Goal: Rewrite every line of the listing below as a JSON list of strings, one string per line, with blank lines omitted. Leave the pictures out of the answer.
--*--
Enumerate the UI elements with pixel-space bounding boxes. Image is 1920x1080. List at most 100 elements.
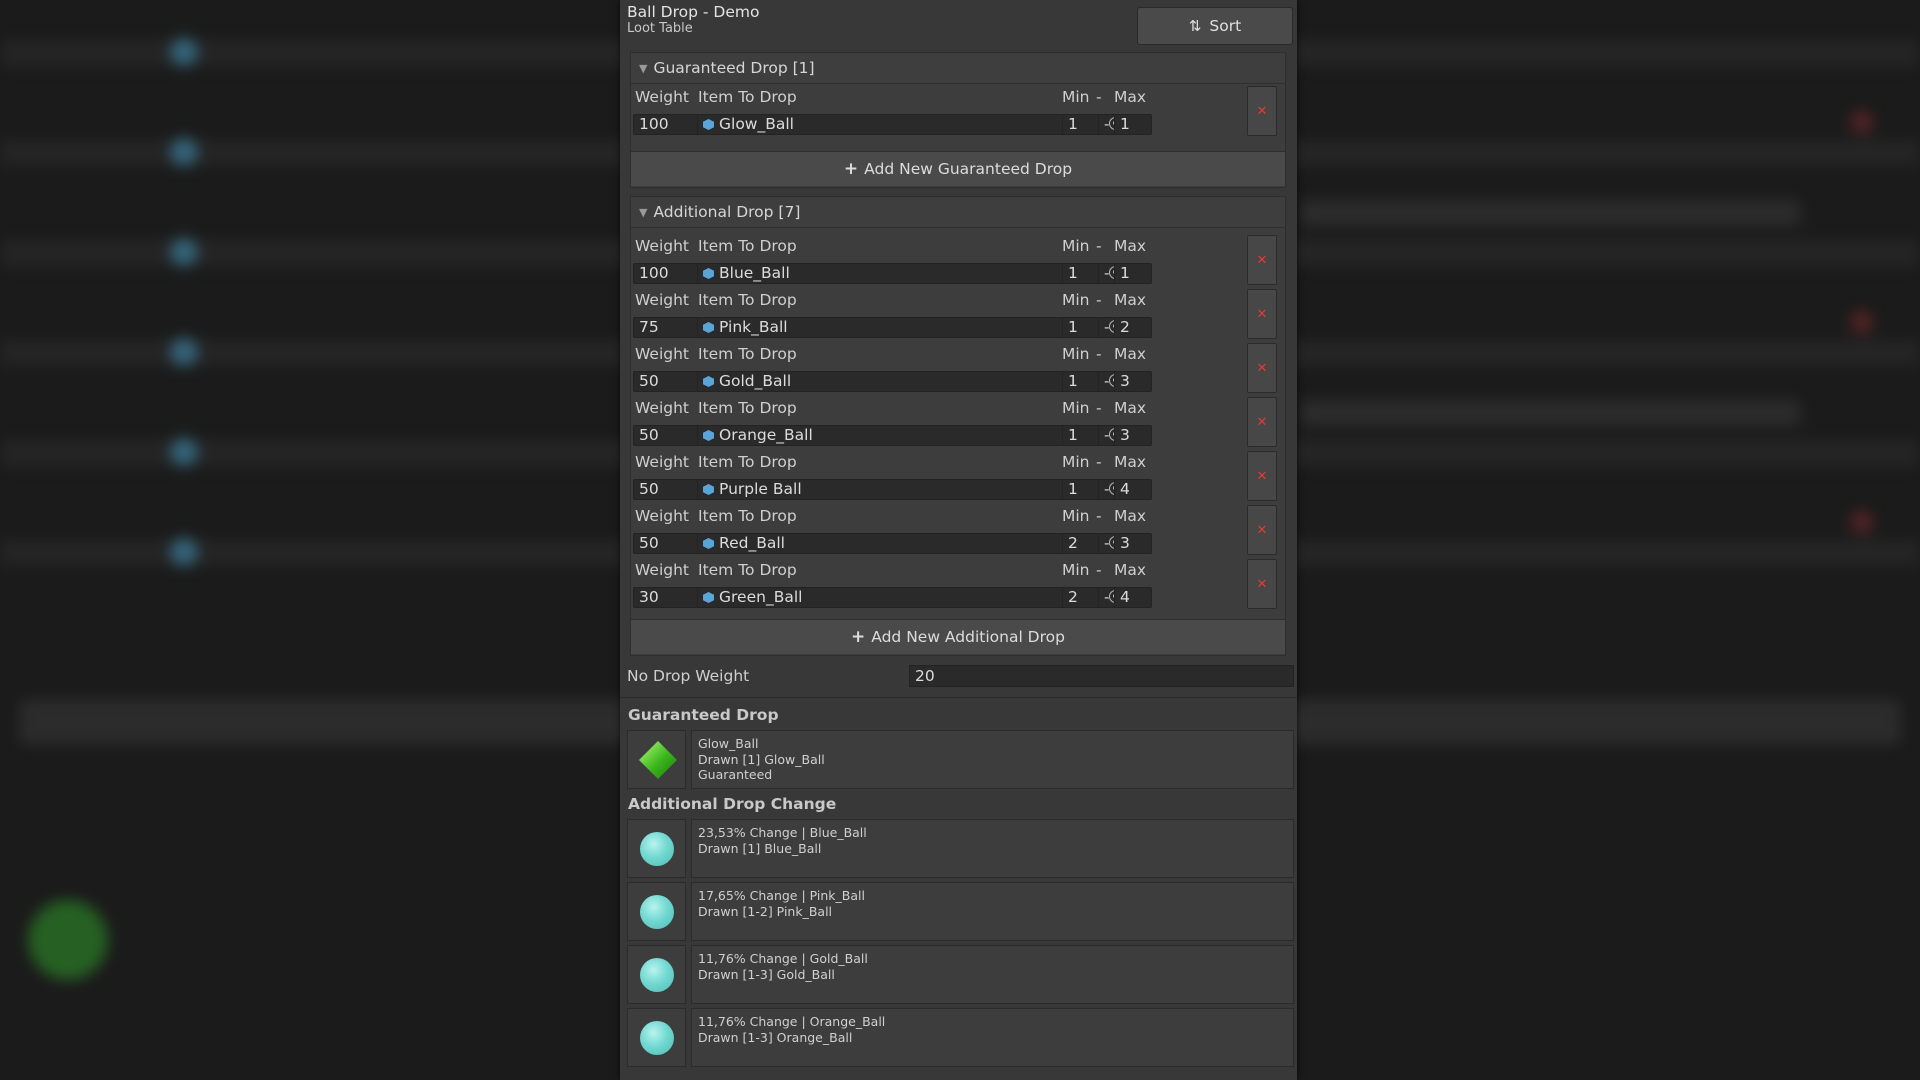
range-dash: - bbox=[1104, 264, 1110, 282]
remove-x-icon: ✕ bbox=[1256, 306, 1268, 322]
max-field[interactable]: 1 bbox=[1114, 114, 1152, 135]
max-field[interactable]: 1 bbox=[1114, 263, 1152, 284]
max-label: Max bbox=[1114, 453, 1147, 471]
add-guaranteed-drop-button[interactable]: + Add New Guaranteed Drop bbox=[631, 151, 1285, 186]
min-field[interactable]: 1 bbox=[1062, 371, 1099, 392]
min-label: Min bbox=[1062, 345, 1090, 363]
sort-button[interactable]: ⇅ Sort bbox=[1137, 7, 1293, 45]
min-field[interactable]: 1 bbox=[1062, 263, 1099, 284]
window-title: Ball Drop - Demo bbox=[627, 3, 760, 21]
weight-field[interactable]: 50 bbox=[633, 371, 703, 392]
preview-line: Glow_Ball bbox=[698, 736, 759, 751]
item-to-drop-label: Item To Drop bbox=[698, 237, 797, 255]
additional-preview-title: Additional Drop Change bbox=[628, 795, 837, 813]
min-field[interactable]: 1 bbox=[1062, 479, 1099, 500]
guaranteed-drop-foldout[interactable]: ▼ Guaranteed Drop [1] bbox=[631, 53, 1285, 84]
plus-icon: + bbox=[851, 627, 866, 647]
label-dash: - bbox=[1096, 291, 1102, 309]
label-dash: - bbox=[1096, 345, 1102, 363]
remove-drop-button[interactable]: ✕ bbox=[1247, 343, 1277, 393]
preview-line: 17,65% Change | Pink_Ball bbox=[698, 888, 865, 903]
max-field[interactable]: 3 bbox=[1114, 533, 1152, 554]
drop-row: Weight Item To Drop Min - Max 100 Blue_B… bbox=[631, 235, 1285, 289]
loot-table-inspector: Ball Drop - Demo Loot Table ⇅ Sort ▼ Gua… bbox=[620, 0, 1297, 1080]
guaranteed-drop-section: ▼ Guaranteed Drop [1] Weight Item To Dro… bbox=[630, 52, 1286, 188]
weight-field[interactable]: 75 bbox=[633, 317, 703, 338]
additional-drop-foldout[interactable]: ▼ Additional Drop [7] bbox=[631, 197, 1285, 228]
remove-x-icon: ✕ bbox=[1256, 522, 1268, 538]
remove-drop-button[interactable]: ✕ bbox=[1247, 559, 1277, 609]
prefab-cube-icon bbox=[703, 538, 714, 549]
max-field[interactable]: 3 bbox=[1114, 371, 1152, 392]
preview-line: Drawn [1-2] Pink_Ball bbox=[698, 903, 833, 919]
item-to-drop-label: Item To Drop bbox=[698, 291, 797, 309]
sort-label: Sort bbox=[1209, 17, 1242, 35]
item-name: Red_Ball bbox=[719, 534, 785, 552]
remove-x-icon: ✕ bbox=[1256, 252, 1268, 268]
prefab-cube-icon bbox=[703, 430, 714, 441]
preview-line: 11,76% Change | Gold_Ball bbox=[698, 951, 868, 966]
item-name: Glow_Ball bbox=[719, 115, 794, 133]
weight-field[interactable]: 50 bbox=[633, 479, 703, 500]
item-name: Pink_Ball bbox=[719, 318, 788, 336]
weight-field[interactable]: 100 bbox=[633, 114, 703, 135]
remove-drop-button[interactable]: ✕ bbox=[1247, 451, 1277, 501]
drop-row: Weight Item To Drop Min - Max 50 Red_Bal… bbox=[631, 505, 1285, 559]
range-dash: - bbox=[1104, 115, 1110, 133]
remove-drop-button[interactable]: ✕ bbox=[1247, 397, 1277, 447]
min-field[interactable]: 1 bbox=[1062, 317, 1099, 338]
min-field[interactable]: 2 bbox=[1062, 587, 1099, 608]
min-field[interactable]: 1 bbox=[1062, 114, 1099, 135]
item-preview-box bbox=[627, 819, 686, 878]
item-name: Purple Ball bbox=[719, 480, 802, 498]
preview-text: Glow_Ball Drawn [1] Glow_Ball Guaranteed bbox=[691, 730, 1294, 789]
weight-field[interactable]: 50 bbox=[633, 425, 703, 446]
max-label: Max bbox=[1114, 291, 1147, 309]
item-preview-box bbox=[627, 1008, 686, 1067]
range-dash: - bbox=[1104, 534, 1110, 552]
drop-row: Weight Item To Drop Min - Max 50 Purple … bbox=[631, 451, 1285, 505]
remove-drop-button[interactable]: ✕ bbox=[1247, 505, 1277, 555]
drop-row: Weight Item To Drop Min - Max 50 Gold_Ba… bbox=[631, 343, 1285, 397]
max-field[interactable]: 4 bbox=[1114, 587, 1152, 608]
sort-icon: ⇅ bbox=[1188, 17, 1202, 35]
max-field[interactable]: 3 bbox=[1114, 425, 1152, 446]
no-drop-weight-label: No Drop Weight bbox=[627, 667, 750, 685]
foldout-arrow-icon: ▼ bbox=[639, 61, 648, 75]
drop-row: Weight Item To Drop Min - Max 30 Green_B… bbox=[631, 559, 1285, 613]
no-drop-weight-field[interactable]: 20 bbox=[909, 665, 1294, 687]
max-field[interactable]: 4 bbox=[1114, 479, 1152, 500]
no-drop-weight-row: No Drop Weight 20 bbox=[627, 664, 1294, 690]
preview-text: 17,65% Change | Pink_Ball Drawn [1-2] Pi… bbox=[691, 882, 1294, 941]
preview-line: Drawn [1-3] Orange_Ball bbox=[698, 1029, 853, 1045]
remove-drop-button[interactable]: ✕ bbox=[1247, 289, 1277, 339]
min-label: Min bbox=[1062, 507, 1090, 525]
prefab-cube-icon bbox=[703, 322, 714, 333]
additional-drop-section: ▼ Additional Drop [7] Weight Item To Dro… bbox=[630, 196, 1286, 656]
preview-line: Guaranteed bbox=[698, 767, 773, 782]
max-label: Max bbox=[1114, 399, 1147, 417]
max-field[interactable]: 2 bbox=[1114, 317, 1152, 338]
preview-line: 23,53% Change | Blue_Ball bbox=[698, 825, 867, 840]
remove-drop-button[interactable]: ✕ bbox=[1247, 86, 1277, 136]
additional-preview-card: 11,76% Change | Gold_Ball Drawn [1-3] Go… bbox=[627, 945, 1294, 1004]
additional-preview-card: 11,76% Change | Orange_Ball Drawn [1-3] … bbox=[627, 1008, 1294, 1067]
weight-label: Weight bbox=[635, 88, 690, 106]
preview-text: 11,76% Change | Orange_Ball Drawn [1-3] … bbox=[691, 1008, 1294, 1067]
weight-field[interactable]: 30 bbox=[633, 587, 703, 608]
remove-drop-button[interactable]: ✕ bbox=[1247, 235, 1277, 285]
add-additional-drop-button[interactable]: + Add New Additional Drop bbox=[631, 619, 1285, 654]
min-field[interactable]: 2 bbox=[1062, 533, 1099, 554]
prefab-cube-icon bbox=[703, 119, 714, 130]
weight-field[interactable]: 100 bbox=[633, 263, 703, 284]
weight-label: Weight bbox=[635, 237, 690, 255]
foldout-label: Guaranteed Drop [1] bbox=[653, 59, 815, 77]
preview-line: 11,76% Change | Orange_Ball bbox=[698, 1014, 886, 1029]
foldout-label: Additional Drop [7] bbox=[653, 203, 801, 221]
label-dash: - bbox=[1096, 561, 1102, 579]
min-label: Min bbox=[1062, 453, 1090, 471]
weight-field[interactable]: 50 bbox=[633, 533, 703, 554]
min-field[interactable]: 1 bbox=[1062, 425, 1099, 446]
remove-x-icon: ✕ bbox=[1256, 576, 1268, 592]
range-dash: - bbox=[1104, 480, 1110, 498]
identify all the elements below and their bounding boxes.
--*--
Written response:
[
  "Enumerate the UI elements with pixel-space bounding boxes. Image is 1920x1080. List at most 100 elements.",
  "range-dash: - bbox=[1104, 264, 1110, 282]",
  "remove-x-icon: ✕ bbox=[1256, 306, 1268, 322]",
  "max-field[interactable]: 1 bbox=[1114, 114, 1152, 135]",
  "max-field[interactable]: 1 bbox=[1114, 263, 1152, 284]",
  "max-label: Max bbox=[1114, 453, 1147, 471]",
  "add-guaranteed-drop-button[interactable]: + Add New Guaranteed Drop bbox=[631, 151, 1285, 186]",
  "min-field[interactable]: 1 bbox=[1062, 371, 1099, 392]",
  "min-label: Min bbox=[1062, 345, 1090, 363]",
  "sort-button[interactable]: ⇅ Sort bbox=[1137, 7, 1293, 45]",
  "min-field[interactable]: 1 bbox=[1062, 263, 1099, 284]",
  "window-title: Ball Drop - Demo bbox=[627, 3, 760, 21]",
  "weight-field[interactable]: 50 bbox=[633, 371, 703, 392]",
  "preview-line: Glow_Ball bbox=[698, 736, 759, 751]",
  "item-to-drop-label: Item To Drop bbox=[698, 237, 797, 255]",
  "additional-preview-title: Additional Drop Change bbox=[628, 795, 837, 813]",
  "min-field[interactable]: 1 bbox=[1062, 479, 1099, 500]",
  "guaranteed-drop-foldout[interactable]: ▼ Guaranteed Drop [1] bbox=[631, 53, 1285, 84]",
  "plus-icon: + bbox=[851, 627, 866, 647]",
  "label-dash: - bbox=[1096, 291, 1102, 309]",
  "label-dash: - bbox=[1096, 345, 1102, 363]",
  "remove-drop-button[interactable]: ✕ bbox=[1247, 343, 1277, 393]",
  "preview-line: 17,65% Change | Pink_Ball bbox=[698, 888, 865, 903]",
  "max-field[interactable]: 3 bbox=[1114, 533, 1152, 554]",
  "drop-row: Weight Item To Drop Min - Max 100 Blue_B… bbox=[631, 235, 1285, 289]",
  "loot-table-inspector: Ball Drop - Demo Loot Table ⇅ Sort ▼ Gua… bbox=[620, 0, 1297, 1080]",
  "guaranteed-drop-section: ▼ Guaranteed Drop [1] Weight Item To Dro… bbox=[630, 52, 1286, 188]",
  "weight-field[interactable]: 75 bbox=[633, 317, 703, 338]",
  "additional-drop-foldout[interactable]: ▼ Additional Drop [7] bbox=[631, 197, 1285, 228]",
  "remove-x-icon: ✕ bbox=[1256, 522, 1268, 538]",
  "remove-drop-button[interactable]: ✕ bbox=[1247, 559, 1277, 609]",
  "prefab-cube-icon bbox=[703, 538, 714, 549]",
  "max-field[interactable]: 3 bbox=[1114, 371, 1152, 392]",
  "preview-line: Drawn [1-2] Pink_Ball bbox=[698, 903, 833, 919]",
  "item-to-drop-label: Item To Drop bbox=[698, 291, 797, 309]",
  "sort-label: Sort bbox=[1209, 17, 1242, 35]",
  "item-name: Red_Ball bbox=[719, 534, 785, 552]",
  "remove-x-icon: ✕ bbox=[1256, 252, 1268, 268]",
  "prefab-cube-icon bbox=[703, 430, 714, 441]",
  "preview-line: 11,76% Change | Gold_Ball bbox=[698, 951, 868, 966]",
  "item-name: Glow_Ball bbox=[719, 115, 794, 133]",
  "weight-field[interactable]: 50 bbox=[633, 479, 703, 500]",
  "item-name: Pink_Ball bbox=[719, 318, 788, 336]",
  "weight-field[interactable]: 100 bbox=[633, 114, 703, 135]",
  "remove-drop-button[interactable]: ✕ bbox=[1247, 451, 1277, 501]",
  "drop-row: Weight Item To Drop Min - Max 50 Red_Bal… bbox=[631, 505, 1285, 559]",
  "range-dash: - bbox=[1104, 115, 1110, 133]",
  "remove-drop-button[interactable]: ✕ bbox=[1247, 397, 1277, 447]",
  "min-field[interactable]: 1 bbox=[1062, 317, 1099, 338]",
  "min-field[interactable]: 2 bbox=[1062, 587, 1099, 608]",
  "min-field[interactable]: 1 bbox=[1062, 114, 1099, 135]",
  "item-preview-box bbox=[627, 819, 686, 878]",
  "item-name: Purple Ball bbox=[719, 480, 802, 498]",
  "preview-text: Glow_Ball Drawn [1] Glow_Ball Guaranteed bbox=[691, 730, 1294, 789]",
  "weight-field[interactable]: 50 bbox=[633, 425, 703, 446]",
  "max-label: Max bbox=[1114, 291, 1147, 309]",
  "item-preview-box bbox=[627, 1008, 686, 1067]",
  "range-dash: - bbox=[1104, 534, 1110, 552]",
  "drop-row: Weight Item To Drop Min - Max 50 Purple … bbox=[631, 451, 1285, 505]",
  "remove-drop-button[interactable]: ✕ bbox=[1247, 505, 1277, 555]",
  "drop-row: Weight Item To Drop Min - Max 50 Gold_Ba… bbox=[631, 343, 1285, 397]",
  "max-field[interactable]: 4 bbox=[1114, 587, 1152, 608]",
  "sort-icon: ⇅ bbox=[1188, 17, 1202, 35]",
  "max-field[interactable]: 3 bbox=[1114, 425, 1152, 446]",
  "no-drop-weight-label: No Drop Weight bbox=[627, 667, 750, 685]",
  "foldout-arrow-icon: ▼ bbox=[639, 61, 648, 75]",
  "drop-row: Weight Item To Drop Min - Max 30 Green_B… bbox=[631, 559, 1285, 613]",
  "no-drop-weight-field[interactable]: 20 bbox=[909, 665, 1294, 687]",
  "max-field[interactable]: 4 bbox=[1114, 479, 1152, 500]",
  "no-drop-weight-row: No Drop Weight 20 bbox=[627, 664, 1294, 690]",
  "preview-text: 17,65% Change | Pink_Ball Drawn [1-2] Pi… bbox=[691, 882, 1294, 941]",
  "preview-line: Drawn [1-3] Orange_Ball bbox=[698, 1029, 853, 1045]",
  "remove-drop-button[interactable]: ✕ bbox=[1247, 289, 1277, 339]",
  "min-label: Min bbox=[1062, 507, 1090, 525]",
  "prefab-cube-icon bbox=[703, 322, 714, 333]",
  "additional-drop-section: ▼ Additional Drop [7] Weight Item To Dro… bbox=[630, 196, 1286, 656]",
  "preview-line: Guaranteed bbox=[698, 767, 773, 782]",
  "max-label: Max bbox=[1114, 399, 1147, 417]",
  "max-field[interactable]: 2 bbox=[1114, 317, 1152, 338]",
  "preview-line: 23,53% Change | Blue_Ball bbox=[698, 825, 867, 840]",
  "remove-drop-button[interactable]: ✕ bbox=[1247, 86, 1277, 136]",
  "additional-preview-card: 11,76% Change | Gold_Ball Drawn [1-3] Go… bbox=[627, 945, 1294, 1004]",
  "additional-preview-card: 11,76% Change | Orange_Ball Drawn [1-3] … bbox=[627, 1008, 1294, 1067]",
  "weight-label: Weight bbox=[635, 88, 690, 106]",
  "preview-text: 11,76% Change | Orange_Ball Drawn [1-3] … bbox=[691, 1008, 1294, 1067]",
  "weight-field[interactable]: 30 bbox=[633, 587, 703, 608]",
  "remove-drop-button[interactable]: ✕ bbox=[1247, 235, 1277, 285]",
  "add-additional-drop-button[interactable]: + Add New Additional Drop bbox=[631, 619, 1285, 654]",
  "min-field[interactable]: 2 bbox=[1062, 533, 1099, 554]",
  "prefab-cube-icon bbox=[703, 119, 714, 130]",
  "weight-field[interactable]: 100 bbox=[633, 263, 703, 284]",
  "weight-label: Weight bbox=[635, 237, 690, 255]",
  "foldout-label: Guaranteed Drop [1] bbox=[653, 59, 815, 77]",
  "preview-line: 11,76% Change | Orange_Ball bbox=[698, 1014, 886, 1029]",
  "foldout-label: Additional Drop [7] bbox=[653, 203, 801, 221]",
  "label-dash: - bbox=[1096, 561, 1102, 579]",
  "min-label: Min bbox=[1062, 453, 1090, 471]",
  "weight-field[interactable]: 50 bbox=[633, 533, 703, 554]",
  "min-field[interactable]: 1 bbox=[1062, 425, 1099, 446]",
  "remove-x-icon: ✕ bbox=[1256, 576, 1268, 592]",
  "range-dash: - bbox=[1104, 480, 1110, 498]",
  "identify all the elements below and their bounding boxes."
]